Set the data down again, exactly as it reads, but without the pictures.
** START The records **
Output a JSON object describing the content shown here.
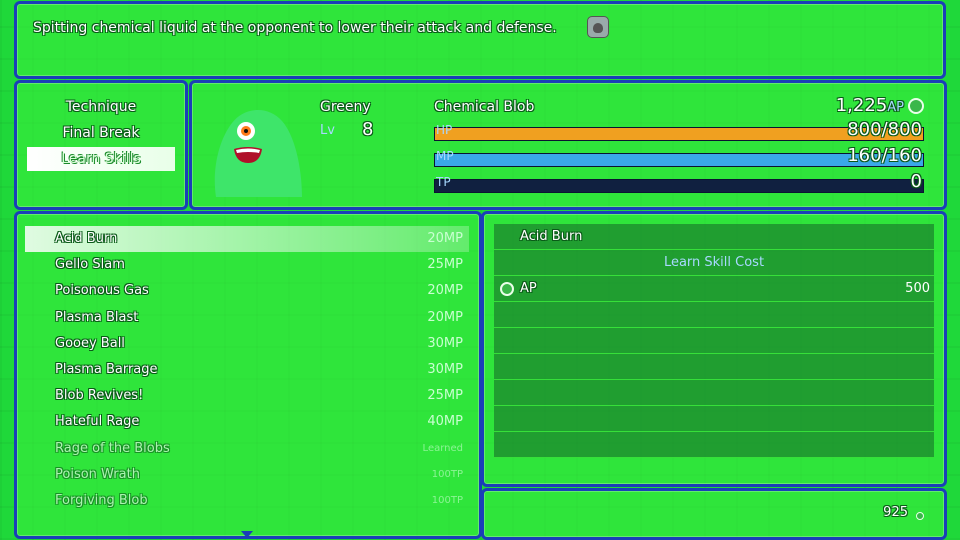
{
  "help": {
    "text": "Spitting chemical liquid at the opponent to lower their attack and defense.",
    "icon": "bag-icon"
  },
  "commands": [
    {
      "label": "Technique",
      "selected": false
    },
    {
      "label": "Final Break",
      "selected": false
    },
    {
      "label": "Learn Skills",
      "selected": true
    }
  ],
  "actor": {
    "name": "Greeny",
    "level_label": "Lv",
    "level": "8",
    "class_name": "Chemical Blob",
    "ap_value": "1,225",
    "ap_unit": "AP",
    "hp_label": "HP",
    "hp_text": "800/800",
    "hp_ratio": 1.0,
    "mp_label": "MP",
    "mp_text": "160/160",
    "mp_ratio": 1.0,
    "tp_label": "TP",
    "tp_text": "0",
    "tp_ratio": 0.0
  },
  "skills": [
    {
      "name": "Acid Burn",
      "cost": "20MP",
      "selected": true,
      "learned": false
    },
    {
      "name": "Gello Slam",
      "cost": "25MP",
      "selected": false,
      "learned": false
    },
    {
      "name": "Poisonous Gas",
      "cost": "20MP",
      "selected": false,
      "learned": false
    },
    {
      "name": "Plasma Blast",
      "cost": "20MP",
      "selected": false,
      "learned": false
    },
    {
      "name": "Gooey Ball",
      "cost": "30MP",
      "selected": false,
      "learned": false
    },
    {
      "name": "Plasma Barrage",
      "cost": "30MP",
      "selected": false,
      "learned": false
    },
    {
      "name": "Blob Revives!",
      "cost": "25MP",
      "selected": false,
      "learned": false
    },
    {
      "name": "Hateful Rage",
      "cost": "40MP",
      "selected": false,
      "learned": false
    },
    {
      "name": "Rage of the Blobs",
      "cost": "Learned",
      "selected": false,
      "learned": true
    },
    {
      "name": "Poison Wrath",
      "cost": "100TP",
      "selected": false,
      "learned": true
    },
    {
      "name": "Forgiving Blob",
      "cost": "100TP",
      "selected": false,
      "learned": true
    }
  ],
  "cost_panel": {
    "skill_name": "Acid Burn",
    "header": "Learn Skill Cost",
    "rows": [
      {
        "label": "AP",
        "value": "500"
      }
    ]
  },
  "gold": {
    "value": "925"
  },
  "colors": {
    "window_border": "#1a3fb8",
    "hp_gauge": "#f0a020",
    "mp_gauge": "#3aa8e8",
    "blob": "#3ee56a"
  }
}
** END The records **
#### [Output]
Output a JSON object describing the content shown here.
{
  "help": {
    "text": "Spitting chemical liquid at the opponent to lower their attack and defense.",
    "icon": "bag-icon"
  },
  "commands": [
    {
      "label": "Technique",
      "selected": false
    },
    {
      "label": "Final Break",
      "selected": false
    },
    {
      "label": "Learn Skills",
      "selected": true
    }
  ],
  "actor": {
    "name": "Greeny",
    "level_label": "Lv",
    "level": "8",
    "class_name": "Chemical Blob",
    "ap_value": "1,225",
    "ap_unit": "AP",
    "hp_label": "HP",
    "hp_text": "800/800",
    "hp_ratio": 1.0,
    "mp_label": "MP",
    "mp_text": "160/160",
    "mp_ratio": 1.0,
    "tp_label": "TP",
    "tp_text": "0",
    "tp_ratio": 0.0
  },
  "skills": [
    {
      "name": "Acid Burn",
      "cost": "20MP",
      "selected": true,
      "learned": false
    },
    {
      "name": "Gello Slam",
      "cost": "25MP",
      "selected": false,
      "learned": false
    },
    {
      "name": "Poisonous Gas",
      "cost": "20MP",
      "selected": false,
      "learned": false
    },
    {
      "name": "Plasma Blast",
      "cost": "20MP",
      "selected": false,
      "learned": false
    },
    {
      "name": "Gooey Ball",
      "cost": "30MP",
      "selected": false,
      "learned": false
    },
    {
      "name": "Plasma Barrage",
      "cost": "30MP",
      "selected": false,
      "learned": false
    },
    {
      "name": "Blob Revives!",
      "cost": "25MP",
      "selected": false,
      "learned": false
    },
    {
      "name": "Hateful Rage",
      "cost": "40MP",
      "selected": false,
      "learned": false
    },
    {
      "name": "Rage of the Blobs",
      "cost": "Learned",
      "selected": false,
      "learned": true
    },
    {
      "name": "Poison Wrath",
      "cost": "100TP",
      "selected": false,
      "learned": true
    },
    {
      "name": "Forgiving Blob",
      "cost": "100TP",
      "selected": false,
      "learned": true
    }
  ],
  "cost_panel": {
    "skill_name": "Acid Burn",
    "header": "Learn Skill Cost",
    "rows": [
      {
        "label": "AP",
        "value": "500"
      }
    ]
  },
  "gold": {
    "value": "925"
  },
  "colors": {
    "window_border": "#1a3fb8",
    "hp_gauge": "#f0a020",
    "mp_gauge": "#3aa8e8",
    "blob": "#3ee56a"
  }
}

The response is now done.